### 练习 1
根据介绍Spark三种API的文本回答：
(a) Jules S. Damji加入Databricks之前在哪家公司任职，担任什么职位？
(b) 他在大型分布式系统开发方面有多少年经验？
(c) 正文提到Spark的API可以在哪几种语言中使用？
### 练习 2
续写这篇讲Spark三种API的文章，从正文最后一句之后接着写。

### 文本部分
文章标题
A Tale of Three Apache Spark APIs: RDDs, DataFrames, and Datasets
且谈Apache Spark的API三剑客:RDD、DataFrame和Dataset
When to use them and why
什么时候用他们,为什么?
- tale [tel] 传说,传言;(尤指充满惊险的)故事;坏话,谣言;〈古〉计算,总计
作者介绍
Jules S. Damji是Databricks在Apache Spark社区的布道者。他也是位一线的开发者,在业界领先的公司里有超过15年的大型分布式系统开发经验。在加入Databricks之前,他在Hortonworks公司做Developer Advocate。
文章正文
Of all the developer's delight, none is more attractive than a set of APIs that make developers productive,that is easy to use, and that is intuitive and expressive. One of Apache Spark's appeal to developers has been its easy-to-use APIs, for operating on large datasets, across languages: Scala, Java, Python, and R.

### 存储数据
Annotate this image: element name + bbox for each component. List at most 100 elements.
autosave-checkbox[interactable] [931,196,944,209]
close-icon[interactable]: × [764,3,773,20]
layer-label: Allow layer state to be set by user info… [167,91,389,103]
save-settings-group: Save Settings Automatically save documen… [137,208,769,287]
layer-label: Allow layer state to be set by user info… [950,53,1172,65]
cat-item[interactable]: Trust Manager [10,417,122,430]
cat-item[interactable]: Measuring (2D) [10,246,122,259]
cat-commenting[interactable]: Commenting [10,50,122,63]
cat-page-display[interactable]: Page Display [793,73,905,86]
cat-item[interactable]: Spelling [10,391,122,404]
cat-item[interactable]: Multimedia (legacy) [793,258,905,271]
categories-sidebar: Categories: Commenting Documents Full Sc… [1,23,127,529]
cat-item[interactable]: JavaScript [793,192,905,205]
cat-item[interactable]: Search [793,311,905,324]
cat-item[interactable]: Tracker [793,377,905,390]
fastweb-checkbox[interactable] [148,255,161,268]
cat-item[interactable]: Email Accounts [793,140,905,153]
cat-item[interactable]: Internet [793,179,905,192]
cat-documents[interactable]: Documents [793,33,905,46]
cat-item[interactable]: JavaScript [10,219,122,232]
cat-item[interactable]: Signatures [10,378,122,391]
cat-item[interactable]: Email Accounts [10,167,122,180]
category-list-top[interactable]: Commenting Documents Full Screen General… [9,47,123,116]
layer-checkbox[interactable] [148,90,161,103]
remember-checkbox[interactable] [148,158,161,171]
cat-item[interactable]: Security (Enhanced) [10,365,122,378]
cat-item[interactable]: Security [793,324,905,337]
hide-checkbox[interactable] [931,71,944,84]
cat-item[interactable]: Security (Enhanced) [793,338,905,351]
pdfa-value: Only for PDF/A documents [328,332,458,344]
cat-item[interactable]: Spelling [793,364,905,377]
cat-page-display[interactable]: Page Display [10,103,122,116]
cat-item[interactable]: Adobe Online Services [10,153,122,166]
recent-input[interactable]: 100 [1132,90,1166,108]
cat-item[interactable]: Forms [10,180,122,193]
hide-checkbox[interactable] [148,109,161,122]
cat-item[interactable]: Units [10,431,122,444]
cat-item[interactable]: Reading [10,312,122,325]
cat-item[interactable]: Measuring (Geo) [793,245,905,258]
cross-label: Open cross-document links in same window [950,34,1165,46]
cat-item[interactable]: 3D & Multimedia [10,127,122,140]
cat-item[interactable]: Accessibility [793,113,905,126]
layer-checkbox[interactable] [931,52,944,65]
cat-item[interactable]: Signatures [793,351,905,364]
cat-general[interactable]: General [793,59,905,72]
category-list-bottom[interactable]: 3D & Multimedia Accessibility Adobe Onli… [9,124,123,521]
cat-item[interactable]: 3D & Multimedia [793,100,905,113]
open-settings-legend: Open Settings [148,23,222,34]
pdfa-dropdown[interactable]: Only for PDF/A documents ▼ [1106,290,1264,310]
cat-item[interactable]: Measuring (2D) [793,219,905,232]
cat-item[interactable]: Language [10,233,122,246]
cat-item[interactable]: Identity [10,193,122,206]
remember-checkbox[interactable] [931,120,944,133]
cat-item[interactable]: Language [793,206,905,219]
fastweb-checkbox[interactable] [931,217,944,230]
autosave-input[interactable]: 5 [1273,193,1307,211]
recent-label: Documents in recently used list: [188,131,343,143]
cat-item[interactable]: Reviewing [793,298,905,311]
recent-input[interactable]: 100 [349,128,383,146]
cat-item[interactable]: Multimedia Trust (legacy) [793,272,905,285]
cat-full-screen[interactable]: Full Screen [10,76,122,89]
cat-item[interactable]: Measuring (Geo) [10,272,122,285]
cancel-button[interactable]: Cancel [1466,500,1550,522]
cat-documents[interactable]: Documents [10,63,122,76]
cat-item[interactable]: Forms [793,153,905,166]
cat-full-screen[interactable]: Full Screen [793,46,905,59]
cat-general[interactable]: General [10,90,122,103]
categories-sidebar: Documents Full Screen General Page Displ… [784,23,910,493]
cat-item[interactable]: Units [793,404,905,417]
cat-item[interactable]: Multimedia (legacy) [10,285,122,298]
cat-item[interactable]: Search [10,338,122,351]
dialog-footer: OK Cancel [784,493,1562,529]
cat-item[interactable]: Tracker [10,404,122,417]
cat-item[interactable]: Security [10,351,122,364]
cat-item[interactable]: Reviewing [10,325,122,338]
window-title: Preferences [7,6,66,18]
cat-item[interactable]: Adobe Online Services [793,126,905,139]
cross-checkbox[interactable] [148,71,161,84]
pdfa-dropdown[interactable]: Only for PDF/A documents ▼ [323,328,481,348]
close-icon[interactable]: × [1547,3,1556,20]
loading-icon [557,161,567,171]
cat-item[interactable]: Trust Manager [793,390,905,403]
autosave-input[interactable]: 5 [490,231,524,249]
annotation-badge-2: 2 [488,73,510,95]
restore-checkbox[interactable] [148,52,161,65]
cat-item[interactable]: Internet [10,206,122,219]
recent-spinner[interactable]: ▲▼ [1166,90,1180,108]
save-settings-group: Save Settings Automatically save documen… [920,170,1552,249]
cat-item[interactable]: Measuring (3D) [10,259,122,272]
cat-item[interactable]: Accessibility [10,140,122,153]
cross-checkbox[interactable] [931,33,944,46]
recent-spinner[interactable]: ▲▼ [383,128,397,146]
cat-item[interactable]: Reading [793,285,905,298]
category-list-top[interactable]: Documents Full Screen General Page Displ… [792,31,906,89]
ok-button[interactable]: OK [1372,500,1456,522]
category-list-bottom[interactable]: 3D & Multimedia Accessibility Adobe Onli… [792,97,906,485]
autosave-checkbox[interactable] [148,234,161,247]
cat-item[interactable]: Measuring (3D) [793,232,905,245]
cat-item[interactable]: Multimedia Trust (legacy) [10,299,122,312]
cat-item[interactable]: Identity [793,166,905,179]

### 最终答案 1
(a) Hortonworks公司，Developer Advocate。
(b) 超过15年。
(c) Scala、Java、Python和R。

### 最终答案 2
最令开发者们高兴的事莫过于有一组API,可以大大提高开发者们的工作效率,容易使用、非常直观并且富有表现力。Apache Spark广受开发者们欢迎的一个重要原因也在于它那些非常容易使用的API,可以方便地通过多种语言,如Scala、Java、Python和R等来操作大数据集。
- delight [dɪˈlaɪt] 快乐,高兴;使人高兴的东西或人 使高兴,使欣喜
- attractive [əˈtræktɪv] 迷人的;有魅力的;引人注目的;招人喜爱的 有吸引力
- intuitive [ɪnˈtu:ɪtɪv] 直观的;直觉的;凭直觉获知的
In this blog, I explore three sets of APIs—RDDs, DataFrames, and Datasets—available in Apache Spark 2.2 and beyond; why and when you should use each set; outline their performance and optimization benefits; and enumerate scenarios when to use DataFrames and Datasets instead of RDDs. Mostly, I will focus on DataFrames and Datasets, because in Apache Spark 2.0, these two APIs are unified.
在本文中,我将深入讲讲Apache Spark 2.2以及以上版本提供的三种API——RDD、DataFrame和Dataset,在什么情况下你该选用哪一种以及为什么,并概述它们的性能和优化点,列举那些应该使用DataFrame和Dataset而不是RDD的场景。我会更多地关注DataFrame和Dataset,因为在Apache Spark 2.0中这两种API被整合起来了。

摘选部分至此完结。